▸ **EXERCISE DETAILS**
With pictures removed, output every record below exactly as written.

▸ **DATA RECORDS**
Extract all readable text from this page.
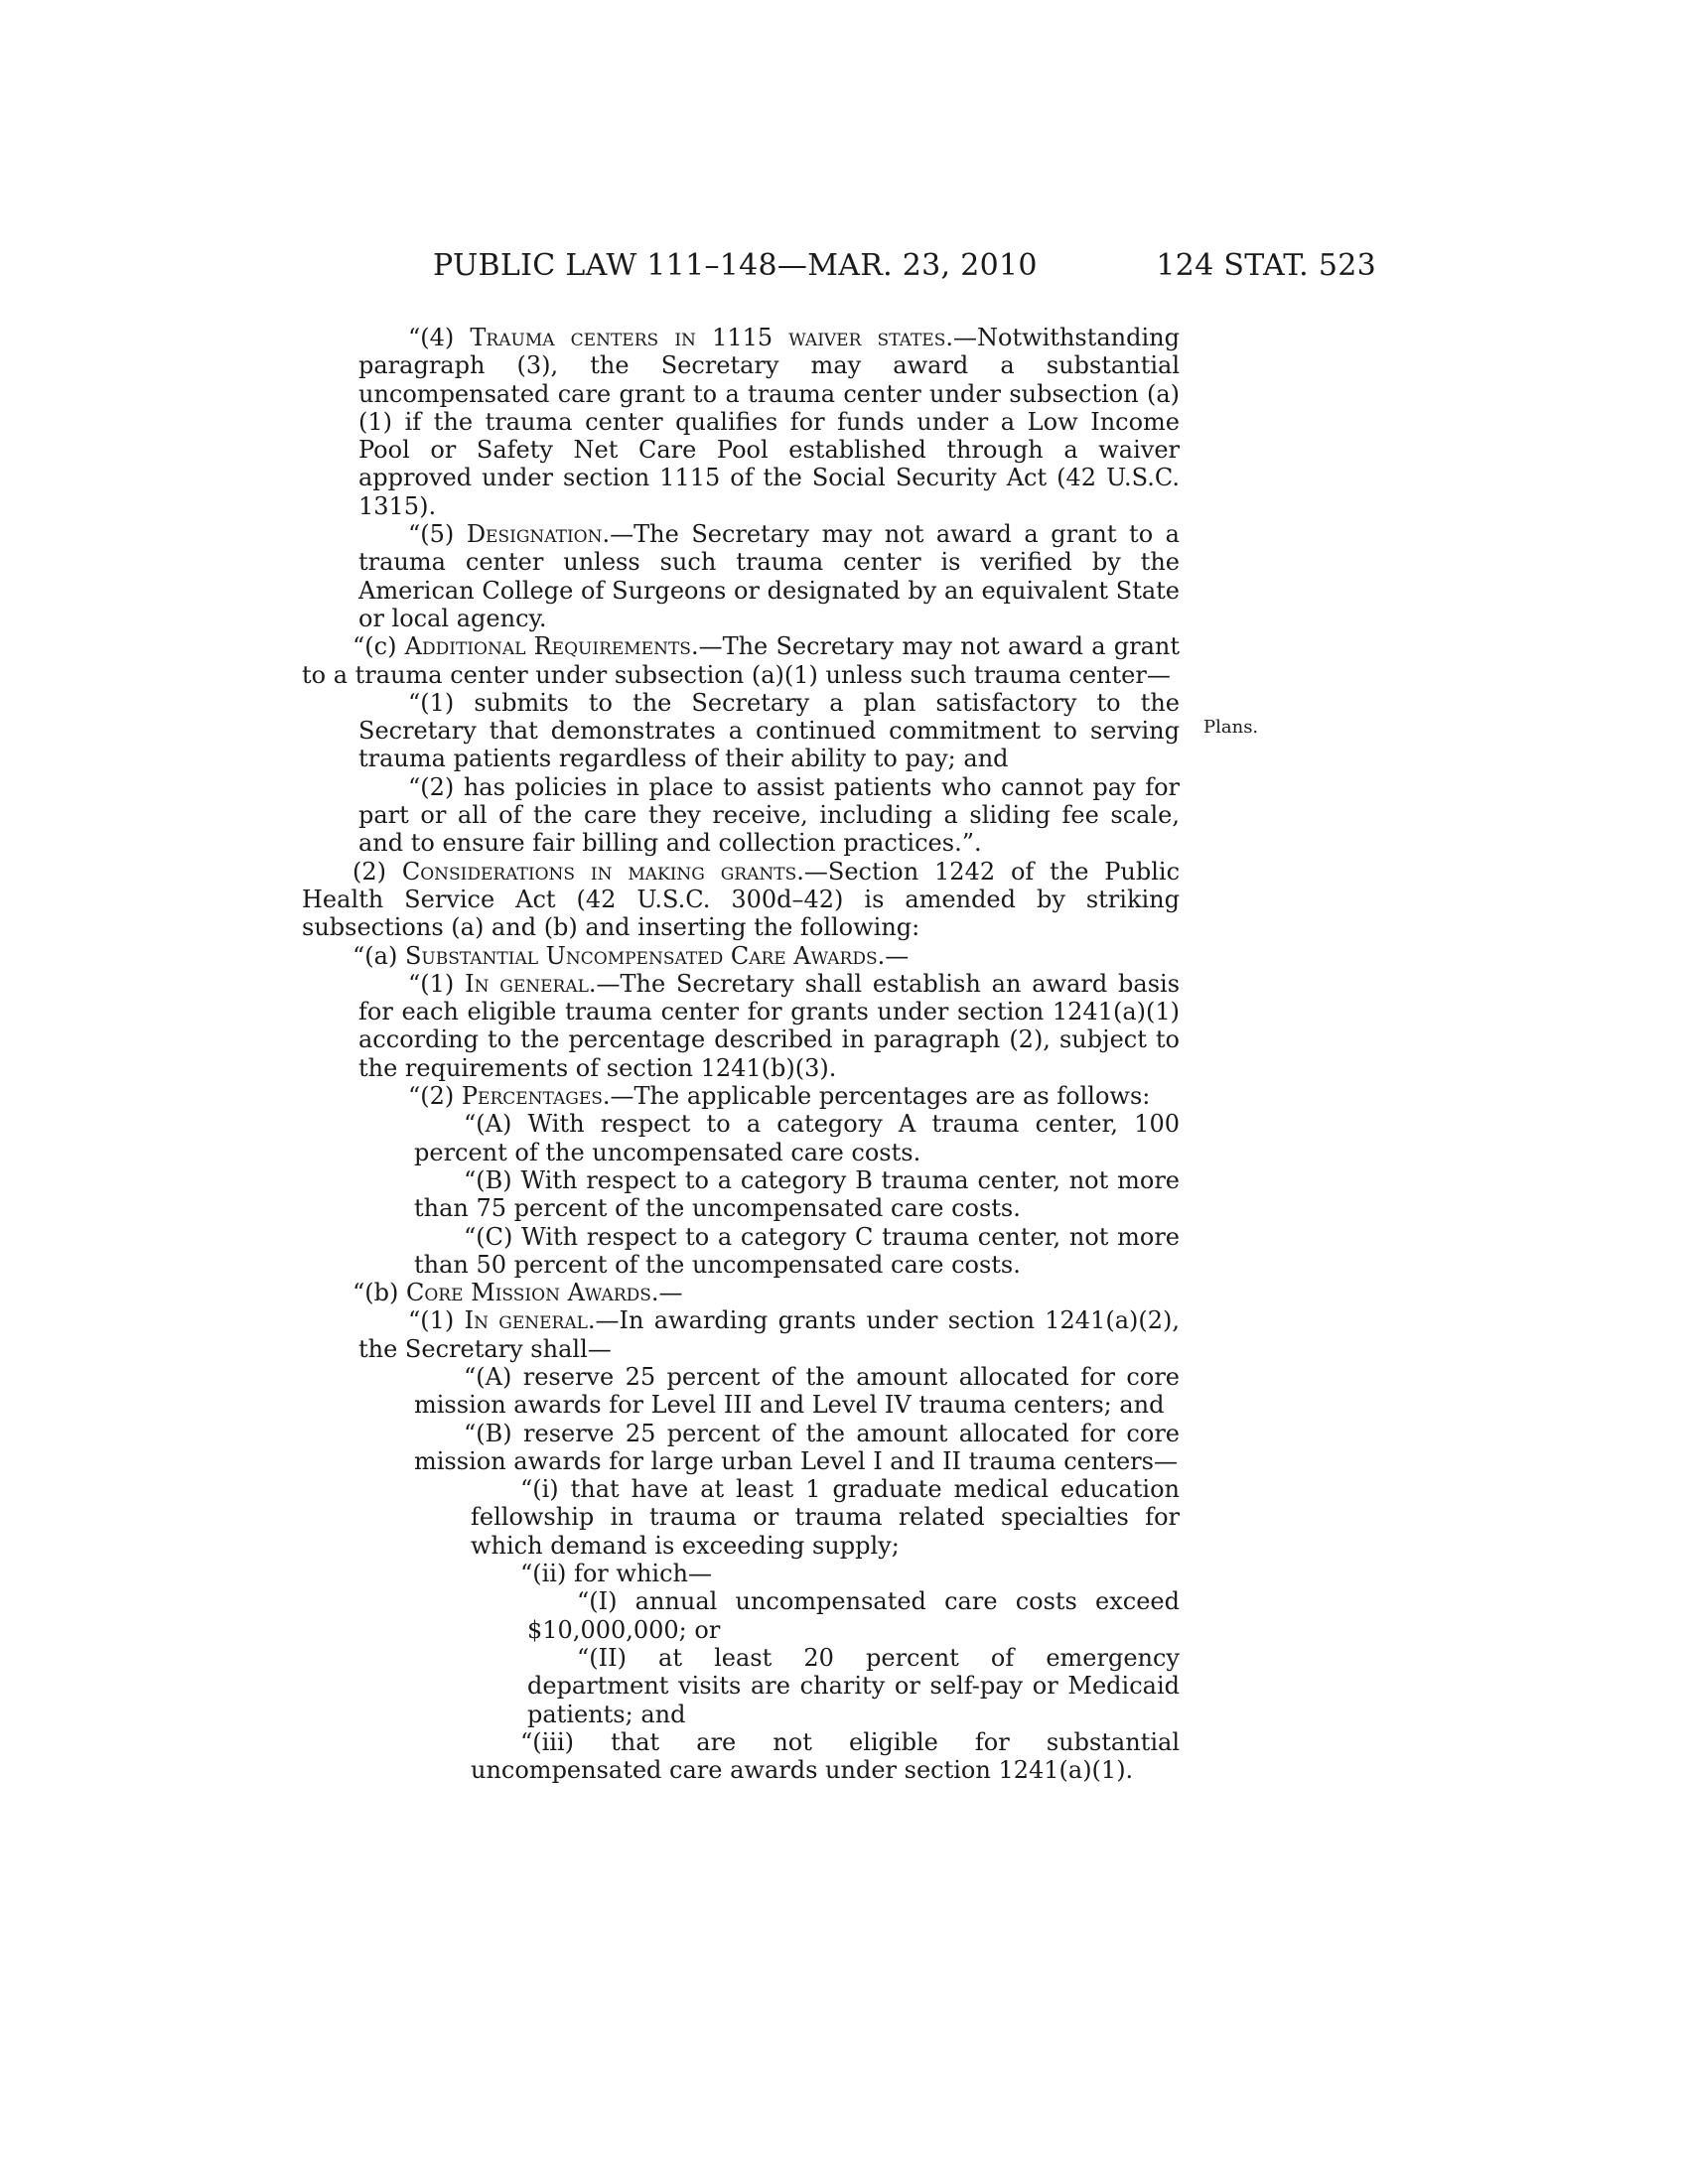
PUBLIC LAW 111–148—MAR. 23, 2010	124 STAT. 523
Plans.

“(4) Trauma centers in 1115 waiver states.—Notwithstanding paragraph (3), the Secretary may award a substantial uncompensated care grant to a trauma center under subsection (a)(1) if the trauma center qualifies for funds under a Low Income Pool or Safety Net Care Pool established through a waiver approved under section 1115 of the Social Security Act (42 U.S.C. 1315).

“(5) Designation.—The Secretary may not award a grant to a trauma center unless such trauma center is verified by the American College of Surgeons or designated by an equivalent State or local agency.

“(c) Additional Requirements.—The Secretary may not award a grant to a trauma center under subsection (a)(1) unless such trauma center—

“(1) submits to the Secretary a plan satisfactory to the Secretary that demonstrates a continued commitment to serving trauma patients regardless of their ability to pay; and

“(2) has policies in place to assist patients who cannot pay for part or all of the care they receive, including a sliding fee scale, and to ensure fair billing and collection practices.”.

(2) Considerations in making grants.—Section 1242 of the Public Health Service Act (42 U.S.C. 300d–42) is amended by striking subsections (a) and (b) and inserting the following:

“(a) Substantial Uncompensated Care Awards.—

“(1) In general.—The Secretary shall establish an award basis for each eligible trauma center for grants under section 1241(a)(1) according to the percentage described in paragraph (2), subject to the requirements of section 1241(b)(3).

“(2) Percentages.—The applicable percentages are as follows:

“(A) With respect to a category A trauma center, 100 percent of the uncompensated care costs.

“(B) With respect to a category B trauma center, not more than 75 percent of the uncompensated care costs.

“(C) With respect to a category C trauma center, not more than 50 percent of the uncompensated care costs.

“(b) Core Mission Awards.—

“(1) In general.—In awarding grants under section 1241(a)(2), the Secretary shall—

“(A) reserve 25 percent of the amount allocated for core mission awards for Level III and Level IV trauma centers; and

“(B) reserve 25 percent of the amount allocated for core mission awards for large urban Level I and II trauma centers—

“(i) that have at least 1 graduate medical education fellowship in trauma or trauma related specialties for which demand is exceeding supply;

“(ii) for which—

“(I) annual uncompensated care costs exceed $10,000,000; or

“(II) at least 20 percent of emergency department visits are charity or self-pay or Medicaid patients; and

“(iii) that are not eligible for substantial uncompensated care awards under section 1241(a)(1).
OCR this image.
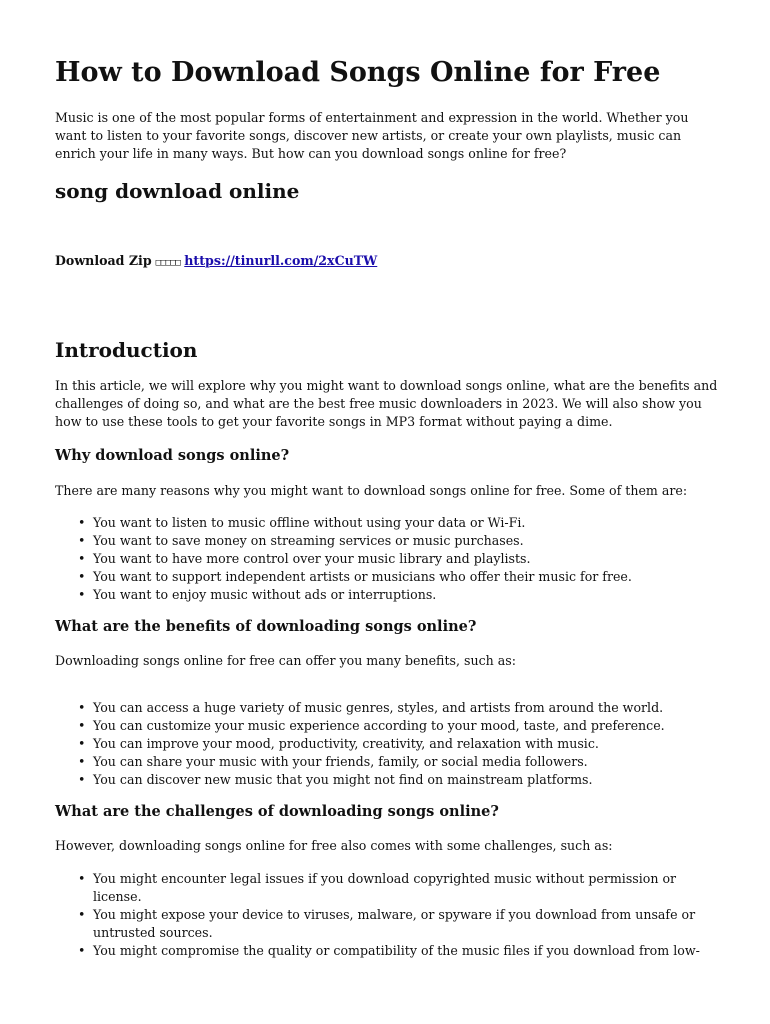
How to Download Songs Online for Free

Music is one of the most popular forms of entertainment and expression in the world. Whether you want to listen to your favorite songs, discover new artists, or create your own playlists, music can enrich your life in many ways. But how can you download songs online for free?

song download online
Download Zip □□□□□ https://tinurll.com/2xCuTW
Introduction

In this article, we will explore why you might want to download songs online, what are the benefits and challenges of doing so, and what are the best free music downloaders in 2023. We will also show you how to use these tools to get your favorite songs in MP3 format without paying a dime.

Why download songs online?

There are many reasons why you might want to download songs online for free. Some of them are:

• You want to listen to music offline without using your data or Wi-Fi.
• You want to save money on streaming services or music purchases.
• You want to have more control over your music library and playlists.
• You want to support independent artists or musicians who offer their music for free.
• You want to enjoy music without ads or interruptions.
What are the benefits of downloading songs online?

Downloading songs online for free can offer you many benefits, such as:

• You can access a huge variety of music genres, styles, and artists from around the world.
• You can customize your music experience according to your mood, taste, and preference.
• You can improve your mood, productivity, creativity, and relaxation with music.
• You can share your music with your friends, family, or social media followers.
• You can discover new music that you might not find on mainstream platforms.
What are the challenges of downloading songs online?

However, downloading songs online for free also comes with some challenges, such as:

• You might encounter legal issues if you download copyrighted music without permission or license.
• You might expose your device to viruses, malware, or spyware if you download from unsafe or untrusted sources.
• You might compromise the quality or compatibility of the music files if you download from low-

▸ **REPLY**
Extract all readable text from this page.
PUBLIC LAW 111–148—MAR. 23, 2010	124 STAT. 523
Plans.

“(4) Trauma centers in 1115 waiver states.—Notwithstanding paragraph (3), the Secretary may award a substantial uncompensated care grant to a trauma center under subsection (a)(1) if the trauma center qualifies for funds under a Low Income Pool or Safety Net Care Pool established through a waiver approved under section 1115 of the Social Security Act (42 U.S.C. 1315).

“(5) Designation.—The Secretary may not award a grant to a trauma center unless such trauma center is verified by the American College of Surgeons or designated by an equivalent State or local agency.

“(c) Additional Requirements.—The Secretary may not award a grant to a trauma center under subsection (a)(1) unless such trauma center—

“(1) submits to the Secretary a plan satisfactory to the Secretary that demonstrates a continued commitment to serving trauma patients regardless of their ability to pay; and

“(2) has policies in place to assist patients who cannot pay for part or all of the care they receive, including a sliding fee scale, and to ensure fair billing and collection practices.”.

(2) Considerations in making grants.—Section 1242 of the Public Health Service Act (42 U.S.C. 300d–42) is amended by striking subsections (a) and (b) and inserting the following:

“(a) Substantial Uncompensated Care Awards.—

“(1) In general.—The Secretary shall establish an award basis for each eligible trauma center for grants under section 1241(a)(1) according to the percentage described in paragraph (2), subject to the requirements of section 1241(b)(3).

“(2) Percentages.—The applicable percentages are as follows:

“(A) With respect to a category A trauma center, 100 percent of the uncompensated care costs.

“(B) With respect to a category B trauma center, not more than 75 percent of the uncompensated care costs.

“(C) With respect to a category C trauma center, not more than 50 percent of the uncompensated care costs.

“(b) Core Mission Awards.—

“(1) In general.—In awarding grants under section 1241(a)(2), the Secretary shall—

“(A) reserve 25 percent of the amount allocated for core mission awards for Level III and Level IV trauma centers; and

“(B) reserve 25 percent of the amount allocated for core mission awards for large urban Level I and II trauma centers—

“(i) that have at least 1 graduate medical education fellowship in trauma or trauma related specialties for which demand is exceeding supply;

“(ii) for which—

“(I) annual uncompensated care costs exceed $10,000,000; or

“(II) at least 20 percent of emergency department visits are charity or self-pay or Medicaid patients; and

“(iii) that are not eligible for substantial uncompensated care awards under section 1241(a)(1).
OCR this image.
How to Download Songs Online for Free

Music is one of the most popular forms of entertainment and expression in the world. Whether you want to listen to your favorite songs, discover new artists, or create your own playlists, music can enrich your life in many ways. But how can you download songs online for free?

song download online
Download Zip □□□□□ https://tinurll.com/2xCuTW
Introduction

In this article, we will explore why you might want to download songs online, what are the benefits and challenges of doing so, and what are the best free music downloaders in 2023. We will also show you how to use these tools to get your favorite songs in MP3 format without paying a dime.

Why download songs online?

There are many reasons why you might want to download songs online for free. Some of them are:

• You want to listen to music offline without using your data or Wi-Fi.
• You want to save money on streaming services or music purchases.
• You want to have more control over your music library and playlists.
• You want to support independent artists or musicians who offer their music for free.
• You want to enjoy music without ads or interruptions.
What are the benefits of downloading songs online?

Downloading songs online for free can offer you many benefits, such as:

• You can access a huge variety of music genres, styles, and artists from around the world.
• You can customize your music experience according to your mood, taste, and preference.
• You can improve your mood, productivity, creativity, and relaxation with music.
• You can share your music with your friends, family, or social media followers.
• You can discover new music that you might not find on mainstream platforms.
What are the challenges of downloading songs online?

However, downloading songs online for free also comes with some challenges, such as:

• You might encounter legal issues if you download copyrighted music without permission or license.
• You might expose your device to viruses, malware, or spyware if you download from unsafe or untrusted sources.
• You might compromise the quality or compatibility of the music files if you download from low-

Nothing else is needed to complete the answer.